● Exercise: Skip the pictures. Transcribe the rest of the data below without changing a word.
* START Records shown *
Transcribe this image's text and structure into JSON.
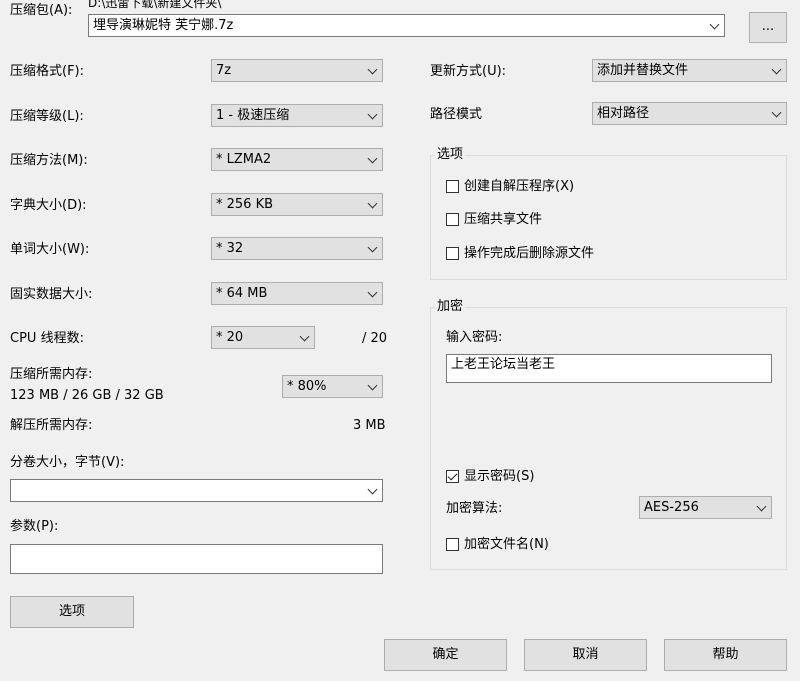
{
  "archive": {
    "label": "压缩包(A):",
    "path": "D:\\迅雷下载\\新建文件夹\\",
    "filename": "埋导演琳妮特 芙宁娜.7z",
    "browse_label": "..."
  },
  "left": {
    "format": {
      "label": "压缩格式(F):",
      "value": "7z"
    },
    "level": {
      "label": "压缩等级(L):",
      "value": "1 - 极速压缩"
    },
    "method": {
      "label": "压缩方法(M):",
      "value": "*  LZMA2"
    },
    "dict": {
      "label": "字典大小(D):",
      "value": "*  256 KB"
    },
    "word": {
      "label": "单词大小(W):",
      "value": "*  32"
    },
    "solid": {
      "label": "固实数据大小:",
      "value": "*  64 MB"
    },
    "threads": {
      "label": "CPU 线程数:",
      "value": "*  20",
      "max": "/ 20"
    },
    "mem_compress": {
      "label": "压缩所需内存:",
      "value": "123 MB / 26 GB / 32 GB",
      "percent": "*  80%"
    },
    "mem_decompress": {
      "label": "解压所需内存:",
      "value": "3 MB"
    },
    "volume": {
      "label": "分卷大小，字节(V):",
      "value": ""
    },
    "params": {
      "label": "参数(P):",
      "value": ""
    },
    "options_button": "选项"
  },
  "right": {
    "update": {
      "label": "更新方式(U):",
      "value": "添加并替换文件"
    },
    "path_mode": {
      "label": "路径模式",
      "value": "相对路径"
    },
    "options_group": {
      "title": "选项",
      "sfx": {
        "label": "创建自解压程序(X)",
        "checked": false
      },
      "shared": {
        "label": "压缩共享文件",
        "checked": false
      },
      "delete": {
        "label": "操作完成后删除源文件",
        "checked": false
      }
    },
    "encryption": {
      "title": "加密",
      "password_label": "输入密码:",
      "password_value": "上老王论坛当老王",
      "show_password": {
        "label": "显示密码(S)",
        "checked": true
      },
      "method_label": "加密算法:",
      "method_value": "AES-256",
      "encrypt_names": {
        "label": "加密文件名(N)",
        "checked": false
      }
    }
  },
  "buttons": {
    "ok": "确定",
    "cancel": "取消",
    "help": "帮助"
  }
}
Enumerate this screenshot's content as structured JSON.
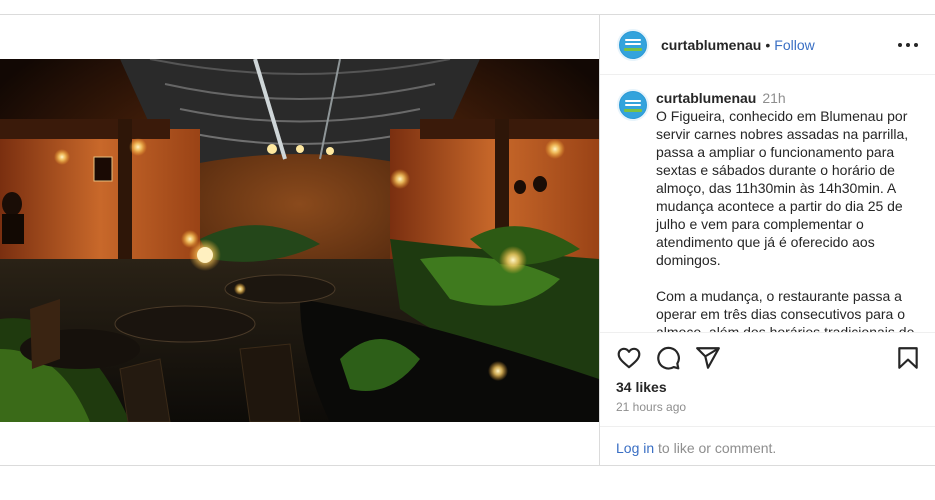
{
  "account": {
    "username": "curtablumenau",
    "separator": "•",
    "follow_label": "Follow"
  },
  "caption": {
    "username": "curtablumenau",
    "time": "21h",
    "paragraph1": "O Figueira, conhecido em Blumenau por servir carnes nobres assadas na parrilla, passa a ampliar o funcionamento para sextas e sábados durante o horário de almoço, das 11h30min às 14h30min.  A mudança acontece a partir do dia 25 de julho e vem para complementar o atendimento que já é oferecido aos domingos.",
    "paragraph2": "Com a mudança, o restaurante passa a operar em três dias consecutivos para o almoço, além dos horários tradicionais de"
  },
  "actions": {
    "icons": [
      "heart-icon",
      "comment-icon",
      "share-icon",
      "bookmark-icon"
    ]
  },
  "stats": {
    "likes": "34 likes",
    "posted": "21 hours ago"
  },
  "comment": {
    "login_label": "Log in",
    "rest": " to like or comment."
  }
}
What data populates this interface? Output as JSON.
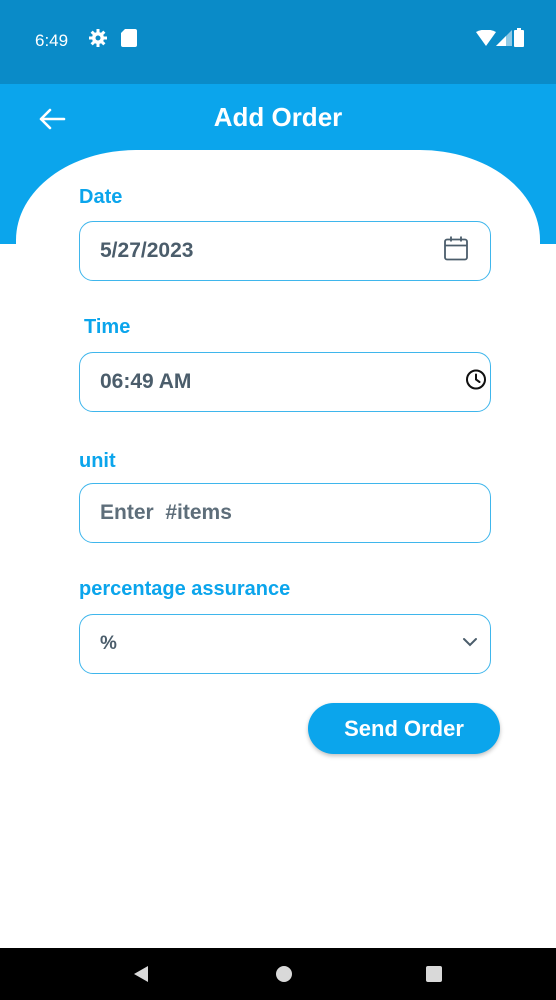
{
  "status_bar": {
    "time": "6:49",
    "icons": [
      "settings-gear-icon",
      "sd-card-icon",
      "wifi-icon",
      "signal-icon",
      "battery-icon"
    ]
  },
  "app_bar": {
    "title": "Add Order",
    "back_icon": "arrow-left-icon",
    "color": "#0ba5ec",
    "status_color": "#0a8bc8"
  },
  "form": {
    "date": {
      "label": "Date",
      "value": "5/27/2023",
      "icon": "calendar-icon"
    },
    "time": {
      "label": "Time",
      "value": "06:49 AM",
      "icon": "clock-icon"
    },
    "unit": {
      "label": "unit",
      "placeholder": "Enter  #items",
      "value": ""
    },
    "assurance": {
      "label": "percentage assurance",
      "selected": "%",
      "icon": "chevron-down-icon"
    }
  },
  "actions": {
    "send_label": "Send Order"
  },
  "nav_bar": {
    "items": [
      "back-triangle-icon",
      "home-circle-icon",
      "recents-square-icon"
    ]
  },
  "colors": {
    "accent": "#0ba5ec",
    "field_border": "#3fb6ec",
    "field_text": "#4b5d6b"
  }
}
* END Records shown *
● Answer to this task:
Transcribe this image's text and structure into JSON.
{
  "archive": {
    "label": "压缩包(A):",
    "path": "D:\\迅雷下载\\新建文件夹\\",
    "filename": "埋导演琳妮特 芙宁娜.7z",
    "browse_label": "..."
  },
  "left": {
    "format": {
      "label": "压缩格式(F):",
      "value": "7z"
    },
    "level": {
      "label": "压缩等级(L):",
      "value": "1 - 极速压缩"
    },
    "method": {
      "label": "压缩方法(M):",
      "value": "*  LZMA2"
    },
    "dict": {
      "label": "字典大小(D):",
      "value": "*  256 KB"
    },
    "word": {
      "label": "单词大小(W):",
      "value": "*  32"
    },
    "solid": {
      "label": "固实数据大小:",
      "value": "*  64 MB"
    },
    "threads": {
      "label": "CPU 线程数:",
      "value": "*  20",
      "max": "/ 20"
    },
    "mem_compress": {
      "label": "压缩所需内存:",
      "value": "123 MB / 26 GB / 32 GB",
      "percent": "*  80%"
    },
    "mem_decompress": {
      "label": "解压所需内存:",
      "value": "3 MB"
    },
    "volume": {
      "label": "分卷大小，字节(V):",
      "value": ""
    },
    "params": {
      "label": "参数(P):",
      "value": ""
    },
    "options_button": "选项"
  },
  "right": {
    "update": {
      "label": "更新方式(U):",
      "value": "添加并替换文件"
    },
    "path_mode": {
      "label": "路径模式",
      "value": "相对路径"
    },
    "options_group": {
      "title": "选项",
      "sfx": {
        "label": "创建自解压程序(X)",
        "checked": false
      },
      "shared": {
        "label": "压缩共享文件",
        "checked": false
      },
      "delete": {
        "label": "操作完成后删除源文件",
        "checked": false
      }
    },
    "encryption": {
      "title": "加密",
      "password_label": "输入密码:",
      "password_value": "上老王论坛当老王",
      "show_password": {
        "label": "显示密码(S)",
        "checked": true
      },
      "method_label": "加密算法:",
      "method_value": "AES-256",
      "encrypt_names": {
        "label": "加密文件名(N)",
        "checked": false
      }
    }
  },
  "buttons": {
    "ok": "确定",
    "cancel": "取消",
    "help": "帮助"
  }
}
Enumerate this screenshot's content as structured JSON.
{
  "account": {
    "username": "curtablumenau",
    "separator": "•",
    "follow_label": "Follow"
  },
  "caption": {
    "username": "curtablumenau",
    "time": "21h",
    "paragraph1": "O Figueira, conhecido em Blumenau por servir carnes nobres assadas na parrilla, passa a ampliar o funcionamento para sextas e sábados durante o horário de almoço, das 11h30min às 14h30min.  A mudança acontece a partir do dia 25 de julho e vem para complementar o atendimento que já é oferecido aos domingos.",
    "paragraph2": "Com a mudança, o restaurante passa a operar em três dias consecutivos para o almoço, além dos horários tradicionais de"
  },
  "actions": {
    "icons": [
      "heart-icon",
      "comment-icon",
      "share-icon",
      "bookmark-icon"
    ]
  },
  "stats": {
    "likes": "34 likes",
    "posted": "21 hours ago"
  },
  "comment": {
    "login_label": "Log in",
    "rest": " to like or comment."
  }
}
What data populates this interface? Output as JSON.
{
  "status_bar": {
    "time": "6:49",
    "icons": [
      "settings-gear-icon",
      "sd-card-icon",
      "wifi-icon",
      "signal-icon",
      "battery-icon"
    ]
  },
  "app_bar": {
    "title": "Add Order",
    "back_icon": "arrow-left-icon",
    "color": "#0ba5ec",
    "status_color": "#0a8bc8"
  },
  "form": {
    "date": {
      "label": "Date",
      "value": "5/27/2023",
      "icon": "calendar-icon"
    },
    "time": {
      "label": "Time",
      "value": "06:49 AM",
      "icon": "clock-icon"
    },
    "unit": {
      "label": "unit",
      "placeholder": "Enter  #items",
      "value": ""
    },
    "assurance": {
      "label": "percentage assurance",
      "selected": "%",
      "icon": "chevron-down-icon"
    }
  },
  "actions": {
    "send_label": "Send Order"
  },
  "nav_bar": {
    "items": [
      "back-triangle-icon",
      "home-circle-icon",
      "recents-square-icon"
    ]
  },
  "colors": {
    "accent": "#0ba5ec",
    "field_border": "#3fb6ec",
    "field_text": "#4b5d6b"
  }
}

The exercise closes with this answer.